From the listing below, pull each line that includes "Сулейманова".
───
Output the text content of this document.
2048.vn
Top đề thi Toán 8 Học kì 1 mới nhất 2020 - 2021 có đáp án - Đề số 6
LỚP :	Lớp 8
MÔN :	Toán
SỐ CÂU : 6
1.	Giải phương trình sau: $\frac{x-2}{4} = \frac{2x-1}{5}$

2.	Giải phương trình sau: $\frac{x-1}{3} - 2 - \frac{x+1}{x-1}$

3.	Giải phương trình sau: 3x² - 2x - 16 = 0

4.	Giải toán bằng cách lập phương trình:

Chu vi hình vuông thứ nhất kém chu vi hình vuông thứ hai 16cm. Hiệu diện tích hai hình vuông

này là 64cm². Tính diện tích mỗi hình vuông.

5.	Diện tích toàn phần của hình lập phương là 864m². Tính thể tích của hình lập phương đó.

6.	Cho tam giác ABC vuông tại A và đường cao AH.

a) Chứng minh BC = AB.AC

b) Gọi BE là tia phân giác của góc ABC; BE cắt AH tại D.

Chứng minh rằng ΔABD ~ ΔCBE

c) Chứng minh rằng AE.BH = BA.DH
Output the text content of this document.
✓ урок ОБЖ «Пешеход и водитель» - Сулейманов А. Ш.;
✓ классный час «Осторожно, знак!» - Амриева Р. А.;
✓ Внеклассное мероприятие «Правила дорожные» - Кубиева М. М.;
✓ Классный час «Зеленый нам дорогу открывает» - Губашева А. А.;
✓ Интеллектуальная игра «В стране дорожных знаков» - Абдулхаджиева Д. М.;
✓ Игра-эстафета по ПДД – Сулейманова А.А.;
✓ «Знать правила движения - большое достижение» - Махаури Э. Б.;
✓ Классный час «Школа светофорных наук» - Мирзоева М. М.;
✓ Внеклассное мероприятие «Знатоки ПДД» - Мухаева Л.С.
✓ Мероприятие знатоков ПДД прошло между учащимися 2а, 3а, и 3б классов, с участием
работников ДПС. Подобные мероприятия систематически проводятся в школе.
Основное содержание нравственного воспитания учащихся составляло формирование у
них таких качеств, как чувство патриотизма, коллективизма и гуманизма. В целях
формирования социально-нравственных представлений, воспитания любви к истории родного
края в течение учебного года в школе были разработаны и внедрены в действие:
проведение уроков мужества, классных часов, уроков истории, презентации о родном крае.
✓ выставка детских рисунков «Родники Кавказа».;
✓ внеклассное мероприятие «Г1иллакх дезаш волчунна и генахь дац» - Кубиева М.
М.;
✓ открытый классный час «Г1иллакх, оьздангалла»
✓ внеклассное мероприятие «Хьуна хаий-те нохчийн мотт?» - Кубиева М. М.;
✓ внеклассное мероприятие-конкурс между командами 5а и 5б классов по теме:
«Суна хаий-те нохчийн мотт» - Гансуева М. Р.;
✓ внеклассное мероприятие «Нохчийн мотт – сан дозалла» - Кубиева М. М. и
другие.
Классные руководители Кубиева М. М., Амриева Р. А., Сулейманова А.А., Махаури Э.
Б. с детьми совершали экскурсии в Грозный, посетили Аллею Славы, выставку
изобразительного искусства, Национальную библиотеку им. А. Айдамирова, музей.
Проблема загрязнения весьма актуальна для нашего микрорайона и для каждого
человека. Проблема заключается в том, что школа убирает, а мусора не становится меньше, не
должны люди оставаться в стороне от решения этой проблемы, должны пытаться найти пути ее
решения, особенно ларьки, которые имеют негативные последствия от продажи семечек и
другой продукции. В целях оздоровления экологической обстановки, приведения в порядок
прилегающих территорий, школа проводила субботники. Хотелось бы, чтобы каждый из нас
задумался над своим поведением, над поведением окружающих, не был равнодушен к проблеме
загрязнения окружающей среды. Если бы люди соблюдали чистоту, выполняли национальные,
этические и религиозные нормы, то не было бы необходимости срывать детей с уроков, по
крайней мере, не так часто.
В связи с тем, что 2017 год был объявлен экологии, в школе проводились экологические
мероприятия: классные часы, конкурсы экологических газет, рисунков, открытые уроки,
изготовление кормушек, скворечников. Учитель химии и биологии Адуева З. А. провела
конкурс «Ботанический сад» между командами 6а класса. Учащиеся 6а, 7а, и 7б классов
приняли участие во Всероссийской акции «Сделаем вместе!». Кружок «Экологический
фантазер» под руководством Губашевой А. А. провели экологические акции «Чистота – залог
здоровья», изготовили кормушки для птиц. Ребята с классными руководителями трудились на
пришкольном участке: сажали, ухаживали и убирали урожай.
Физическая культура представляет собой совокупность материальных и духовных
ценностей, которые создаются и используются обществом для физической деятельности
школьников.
───
• _Solved problem_:
✓ Игра-эстафета по ПДД – Сулейманова А.А.;
Классные руководители Кубиева М. М., Амриева Р. А., Сулейманова А.А., Махаури Э.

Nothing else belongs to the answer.